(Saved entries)
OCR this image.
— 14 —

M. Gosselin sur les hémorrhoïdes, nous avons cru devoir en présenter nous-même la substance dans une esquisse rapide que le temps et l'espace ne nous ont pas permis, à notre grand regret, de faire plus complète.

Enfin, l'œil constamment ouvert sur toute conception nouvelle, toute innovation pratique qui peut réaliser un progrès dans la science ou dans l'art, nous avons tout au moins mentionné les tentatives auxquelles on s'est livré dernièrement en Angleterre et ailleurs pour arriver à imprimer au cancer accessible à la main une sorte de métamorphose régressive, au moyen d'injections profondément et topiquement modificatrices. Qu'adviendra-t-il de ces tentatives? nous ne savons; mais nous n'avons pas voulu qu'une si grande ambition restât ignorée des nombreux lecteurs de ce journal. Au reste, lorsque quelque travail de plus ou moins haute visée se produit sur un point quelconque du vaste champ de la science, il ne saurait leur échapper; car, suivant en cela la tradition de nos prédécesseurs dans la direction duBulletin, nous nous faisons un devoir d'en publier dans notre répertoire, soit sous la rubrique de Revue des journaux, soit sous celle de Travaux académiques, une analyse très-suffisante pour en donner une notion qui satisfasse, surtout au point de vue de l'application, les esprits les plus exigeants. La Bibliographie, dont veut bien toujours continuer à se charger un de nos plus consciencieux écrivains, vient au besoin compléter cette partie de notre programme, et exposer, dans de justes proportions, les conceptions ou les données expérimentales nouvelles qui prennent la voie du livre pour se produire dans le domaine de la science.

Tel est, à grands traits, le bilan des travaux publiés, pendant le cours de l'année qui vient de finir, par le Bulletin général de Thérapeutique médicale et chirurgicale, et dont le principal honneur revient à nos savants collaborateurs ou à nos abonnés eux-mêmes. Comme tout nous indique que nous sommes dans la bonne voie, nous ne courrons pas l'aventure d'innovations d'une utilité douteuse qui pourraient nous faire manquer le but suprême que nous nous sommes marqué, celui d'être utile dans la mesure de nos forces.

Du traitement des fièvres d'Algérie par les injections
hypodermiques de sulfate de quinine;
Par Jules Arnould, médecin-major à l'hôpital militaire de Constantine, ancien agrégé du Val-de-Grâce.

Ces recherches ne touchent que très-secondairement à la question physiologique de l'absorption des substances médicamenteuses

* * *

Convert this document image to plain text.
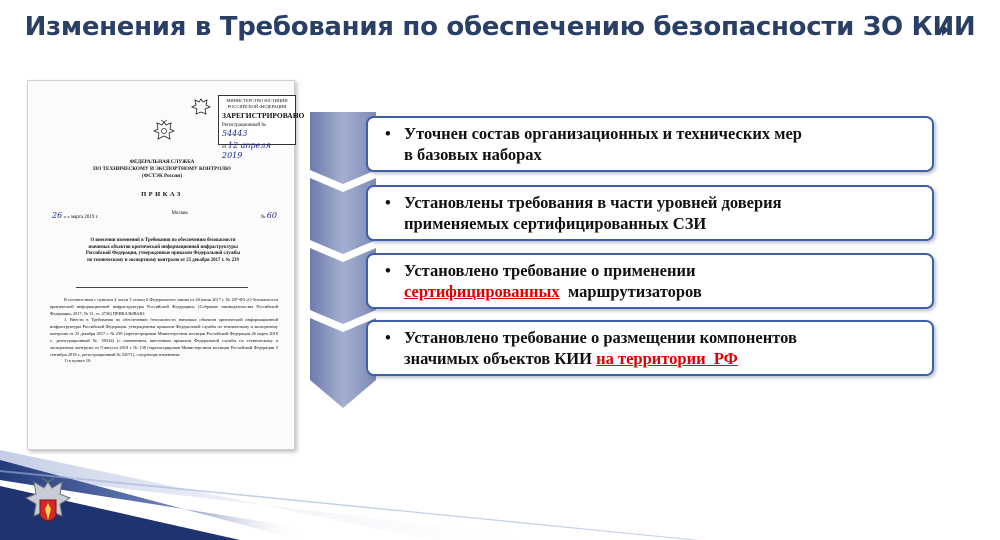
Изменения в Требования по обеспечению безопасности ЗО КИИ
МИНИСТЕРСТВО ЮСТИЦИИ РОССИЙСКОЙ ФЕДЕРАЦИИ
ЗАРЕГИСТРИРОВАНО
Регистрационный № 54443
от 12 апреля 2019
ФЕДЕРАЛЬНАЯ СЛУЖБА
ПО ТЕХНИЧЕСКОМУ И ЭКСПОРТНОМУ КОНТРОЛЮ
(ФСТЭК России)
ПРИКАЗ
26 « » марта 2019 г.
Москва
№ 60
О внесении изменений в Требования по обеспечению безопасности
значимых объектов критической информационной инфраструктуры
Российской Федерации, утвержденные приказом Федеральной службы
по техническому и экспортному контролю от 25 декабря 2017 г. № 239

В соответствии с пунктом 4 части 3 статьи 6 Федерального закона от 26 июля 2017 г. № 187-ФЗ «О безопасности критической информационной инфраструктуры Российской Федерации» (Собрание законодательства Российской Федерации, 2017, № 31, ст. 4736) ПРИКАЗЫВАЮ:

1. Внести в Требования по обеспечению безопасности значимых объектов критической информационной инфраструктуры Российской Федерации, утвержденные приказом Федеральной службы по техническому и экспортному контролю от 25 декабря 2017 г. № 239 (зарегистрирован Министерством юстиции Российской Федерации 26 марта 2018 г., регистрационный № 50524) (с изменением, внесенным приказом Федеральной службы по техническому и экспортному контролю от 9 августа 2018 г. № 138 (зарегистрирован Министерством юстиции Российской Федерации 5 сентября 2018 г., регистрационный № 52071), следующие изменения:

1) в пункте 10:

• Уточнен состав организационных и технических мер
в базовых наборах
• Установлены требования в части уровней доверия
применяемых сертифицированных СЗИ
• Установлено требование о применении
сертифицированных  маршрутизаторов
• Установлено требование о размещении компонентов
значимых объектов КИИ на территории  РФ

* * *

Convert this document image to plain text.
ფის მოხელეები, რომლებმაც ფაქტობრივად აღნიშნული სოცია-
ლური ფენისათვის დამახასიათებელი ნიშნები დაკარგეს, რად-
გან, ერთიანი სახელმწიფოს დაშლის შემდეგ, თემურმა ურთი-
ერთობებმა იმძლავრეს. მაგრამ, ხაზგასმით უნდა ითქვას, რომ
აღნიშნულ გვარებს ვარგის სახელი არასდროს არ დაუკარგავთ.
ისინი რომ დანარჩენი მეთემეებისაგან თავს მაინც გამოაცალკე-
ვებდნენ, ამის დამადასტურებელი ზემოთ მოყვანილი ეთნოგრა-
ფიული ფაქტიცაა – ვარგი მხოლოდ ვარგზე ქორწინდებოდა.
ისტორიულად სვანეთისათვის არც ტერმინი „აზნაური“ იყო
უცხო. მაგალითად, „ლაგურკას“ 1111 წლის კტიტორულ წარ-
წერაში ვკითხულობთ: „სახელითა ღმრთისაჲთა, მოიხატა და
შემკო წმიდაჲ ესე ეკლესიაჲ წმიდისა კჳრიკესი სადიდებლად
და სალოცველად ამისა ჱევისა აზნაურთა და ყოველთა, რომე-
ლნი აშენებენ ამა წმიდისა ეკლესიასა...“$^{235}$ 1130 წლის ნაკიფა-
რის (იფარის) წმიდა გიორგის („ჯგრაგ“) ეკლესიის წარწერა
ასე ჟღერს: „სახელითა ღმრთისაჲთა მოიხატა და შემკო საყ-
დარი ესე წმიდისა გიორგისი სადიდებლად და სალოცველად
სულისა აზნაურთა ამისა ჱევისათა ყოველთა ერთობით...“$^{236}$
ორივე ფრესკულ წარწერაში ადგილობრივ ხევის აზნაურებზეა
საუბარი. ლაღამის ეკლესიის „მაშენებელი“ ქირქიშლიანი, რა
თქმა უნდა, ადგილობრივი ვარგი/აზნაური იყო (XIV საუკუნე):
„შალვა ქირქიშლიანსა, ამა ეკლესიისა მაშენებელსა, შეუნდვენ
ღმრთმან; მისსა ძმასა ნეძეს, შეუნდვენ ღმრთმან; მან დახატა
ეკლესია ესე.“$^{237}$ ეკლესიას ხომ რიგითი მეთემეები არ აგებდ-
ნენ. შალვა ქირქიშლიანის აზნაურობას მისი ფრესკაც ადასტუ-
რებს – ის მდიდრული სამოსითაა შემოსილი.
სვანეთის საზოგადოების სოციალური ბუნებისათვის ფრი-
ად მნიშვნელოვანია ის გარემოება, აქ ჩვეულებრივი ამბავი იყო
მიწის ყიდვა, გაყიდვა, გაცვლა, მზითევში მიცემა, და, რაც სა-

■ TASK GOAL ■
Return, from the data, each line that has the word "ამისა" in it.

■ TASK RESPONSE ■
და სალოცველად ამისა ჱევისა აზნაურთა და ყოველთა, რომე-
სულისა აზნაურთა ამისა ჱევისათა ყოველთა ერთობით...“$^{236}$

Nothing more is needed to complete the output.